Write out all of the entries exactly, please.

Dataset entries on figures:
= = = =

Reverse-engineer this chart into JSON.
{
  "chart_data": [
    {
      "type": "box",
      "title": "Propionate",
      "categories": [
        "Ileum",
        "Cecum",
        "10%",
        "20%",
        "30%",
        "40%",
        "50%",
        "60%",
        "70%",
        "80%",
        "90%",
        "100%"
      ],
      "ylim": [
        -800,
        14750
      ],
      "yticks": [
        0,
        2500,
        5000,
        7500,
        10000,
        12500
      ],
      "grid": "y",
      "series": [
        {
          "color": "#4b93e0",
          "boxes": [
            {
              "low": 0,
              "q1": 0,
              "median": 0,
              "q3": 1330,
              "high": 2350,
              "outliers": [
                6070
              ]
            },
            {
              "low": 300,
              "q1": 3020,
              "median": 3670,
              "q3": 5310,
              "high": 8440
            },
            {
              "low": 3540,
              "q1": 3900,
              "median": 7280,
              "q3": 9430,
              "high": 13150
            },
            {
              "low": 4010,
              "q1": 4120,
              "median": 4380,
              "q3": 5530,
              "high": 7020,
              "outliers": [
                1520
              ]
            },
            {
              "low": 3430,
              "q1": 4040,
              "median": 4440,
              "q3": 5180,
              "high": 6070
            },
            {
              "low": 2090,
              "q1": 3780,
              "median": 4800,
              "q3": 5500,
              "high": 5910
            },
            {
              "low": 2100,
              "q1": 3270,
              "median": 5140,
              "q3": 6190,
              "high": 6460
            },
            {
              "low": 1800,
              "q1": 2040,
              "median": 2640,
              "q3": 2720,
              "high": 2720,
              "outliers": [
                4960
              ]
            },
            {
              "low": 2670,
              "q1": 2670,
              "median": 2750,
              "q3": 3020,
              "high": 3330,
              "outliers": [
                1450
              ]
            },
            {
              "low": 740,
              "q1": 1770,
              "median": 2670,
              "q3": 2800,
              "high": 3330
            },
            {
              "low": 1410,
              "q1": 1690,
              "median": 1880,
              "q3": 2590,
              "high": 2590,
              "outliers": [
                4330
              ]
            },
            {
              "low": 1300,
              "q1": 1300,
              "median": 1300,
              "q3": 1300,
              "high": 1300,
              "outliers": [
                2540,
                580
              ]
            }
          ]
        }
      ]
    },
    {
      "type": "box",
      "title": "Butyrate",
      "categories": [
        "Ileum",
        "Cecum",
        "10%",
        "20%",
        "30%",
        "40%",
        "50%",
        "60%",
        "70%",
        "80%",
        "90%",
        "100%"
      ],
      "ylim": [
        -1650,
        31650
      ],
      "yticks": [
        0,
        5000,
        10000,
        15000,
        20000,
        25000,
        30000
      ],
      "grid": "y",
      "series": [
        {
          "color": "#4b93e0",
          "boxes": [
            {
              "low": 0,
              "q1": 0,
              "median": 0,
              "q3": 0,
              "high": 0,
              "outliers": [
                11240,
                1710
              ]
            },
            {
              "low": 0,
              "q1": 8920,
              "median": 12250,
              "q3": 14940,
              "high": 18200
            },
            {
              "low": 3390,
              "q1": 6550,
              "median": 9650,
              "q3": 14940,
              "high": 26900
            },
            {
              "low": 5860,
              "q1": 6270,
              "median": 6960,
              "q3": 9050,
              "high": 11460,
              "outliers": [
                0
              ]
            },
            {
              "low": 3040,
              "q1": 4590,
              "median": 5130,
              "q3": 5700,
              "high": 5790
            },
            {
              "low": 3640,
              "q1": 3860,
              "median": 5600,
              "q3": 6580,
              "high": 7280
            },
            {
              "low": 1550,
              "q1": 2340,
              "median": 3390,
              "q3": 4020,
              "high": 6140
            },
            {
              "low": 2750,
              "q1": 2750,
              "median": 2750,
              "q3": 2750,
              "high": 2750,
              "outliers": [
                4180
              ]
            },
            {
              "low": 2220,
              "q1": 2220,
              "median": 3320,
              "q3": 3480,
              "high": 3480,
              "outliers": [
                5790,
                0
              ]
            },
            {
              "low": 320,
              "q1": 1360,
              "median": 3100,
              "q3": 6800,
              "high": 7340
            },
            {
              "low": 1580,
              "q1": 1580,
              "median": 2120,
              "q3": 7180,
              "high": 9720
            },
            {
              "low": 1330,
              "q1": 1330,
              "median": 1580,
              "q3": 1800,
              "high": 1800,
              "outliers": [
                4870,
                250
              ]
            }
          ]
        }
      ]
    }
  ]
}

= = = =

* _RESPONSE TO THE TASK_
Reverse-engineer this chart into JSON.
{
  "chart_data": [
    {
      "type": "box",
      "title": "Propionate",
      "categories": [
        "Ileum",
        "Cecum",
        "10%",
        "20%",
        "30%",
        "40%",
        "50%",
        "60%",
        "70%",
        "80%",
        "90%",
        "100%"
      ],
      "ylim": [
        -800,
        14750
      ],
      "yticks": [
        0,
        2500,
        5000,
        7500,
        10000,
        12500
      ],
      "grid": "y",
      "series": [
        {
          "color": "#4b93e0",
          "boxes": [
            {
              "low": 0,
              "q1": 0,
              "median": 0,
              "q3": 1330,
              "high": 2350,
              "outliers": [
                6070
              ]
            },
            {
              "low": 300,
              "q1": 3020,
              "median": 3670,
              "q3": 5310,
              "high": 8440
            },
            {
              "low": 3540,
              "q1": 3900,
              "median": 7280,
              "q3": 9430,
              "high": 13150
            },
            {
              "low": 4010,
              "q1": 4120,
              "median": 4380,
              "q3": 5530,
              "high": 7020,
              "outliers": [
                1520
              ]
            },
            {
              "low": 3430,
              "q1": 4040,
              "median": 4440,
              "q3": 5180,
              "high": 6070
            },
            {
              "low": 2090,
              "q1": 3780,
              "median": 4800,
              "q3": 5500,
              "high": 5910
            },
            {
              "low": 2100,
              "q1": 3270,
              "median": 5140,
              "q3": 6190,
              "high": 6460
            },
            {
              "low": 1800,
              "q1": 2040,
              "median": 2640,
              "q3": 2720,
              "high": 2720,
              "outliers": [
                4960
              ]
            },
            {
              "low": 2670,
              "q1": 2670,
              "median": 2750,
              "q3": 3020,
              "high": 3330,
              "outliers": [
                1450
              ]
            },
            {
              "low": 740,
              "q1": 1770,
              "median": 2670,
              "q3": 2800,
              "high": 3330
            },
            {
              "low": 1410,
              "q1": 1690,
              "median": 1880,
              "q3": 2590,
              "high": 2590,
              "outliers": [
                4330
              ]
            },
            {
              "low": 1300,
              "q1": 1300,
              "median": 1300,
              "q3": 1300,
              "high": 1300,
              "outliers": [
                2540,
                580
              ]
            }
          ]
        }
      ]
    },
    {
      "type": "box",
      "title": "Butyrate",
      "categories": [
        "Ileum",
        "Cecum",
        "10%",
        "20%",
        "30%",
        "40%",
        "50%",
        "60%",
        "70%",
        "80%",
        "90%",
        "100%"
      ],
      "ylim": [
        -1650,
        31650
      ],
      "yticks": [
        0,
        5000,
        10000,
        15000,
        20000,
        25000,
        30000
      ],
      "grid": "y",
      "series": [
        {
          "color": "#4b93e0",
          "boxes": [
            {
              "low": 0,
              "q1": 0,
              "median": 0,
              "q3": 0,
              "high": 0,
              "outliers": [
                11240,
                1710
              ]
            },
            {
              "low": 0,
              "q1": 8920,
              "median": 12250,
              "q3": 14940,
              "high": 18200
            },
            {
              "low": 3390,
              "q1": 6550,
              "median": 9650,
              "q3": 14940,
              "high": 26900
            },
            {
              "low": 5860,
              "q1": 6270,
              "median": 6960,
              "q3": 9050,
              "high": 11460,
              "outliers": [
                0
              ]
            },
            {
              "low": 3040,
              "q1": 4590,
              "median": 5130,
              "q3": 5700,
              "high": 5790
            },
            {
              "low": 3640,
              "q1": 3860,
              "median": 5600,
              "q3": 6580,
              "high": 7280
            },
            {
              "low": 1550,
              "q1": 2340,
              "median": 3390,
              "q3": 4020,
              "high": 6140
            },
            {
              "low": 2750,
              "q1": 2750,
              "median": 2750,
              "q3": 2750,
              "high": 2750,
              "outliers": [
                4180
              ]
            },
            {
              "low": 2220,
              "q1": 2220,
              "median": 3320,
              "q3": 3480,
              "high": 3480,
              "outliers": [
                5790,
                0
              ]
            },
            {
              "low": 320,
              "q1": 1360,
              "median": 3100,
              "q3": 6800,
              "high": 7340
            },
            {
              "low": 1580,
              "q1": 1580,
              "median": 2120,
              "q3": 7180,
              "high": 9720
            },
            {
              "low": 1330,
              "q1": 1330,
              "median": 1580,
              "q3": 1800,
              "high": 1800,
              "outliers": [
                4870,
                250
              ]
            }
          ]
        }
      ]
    }
  ]
}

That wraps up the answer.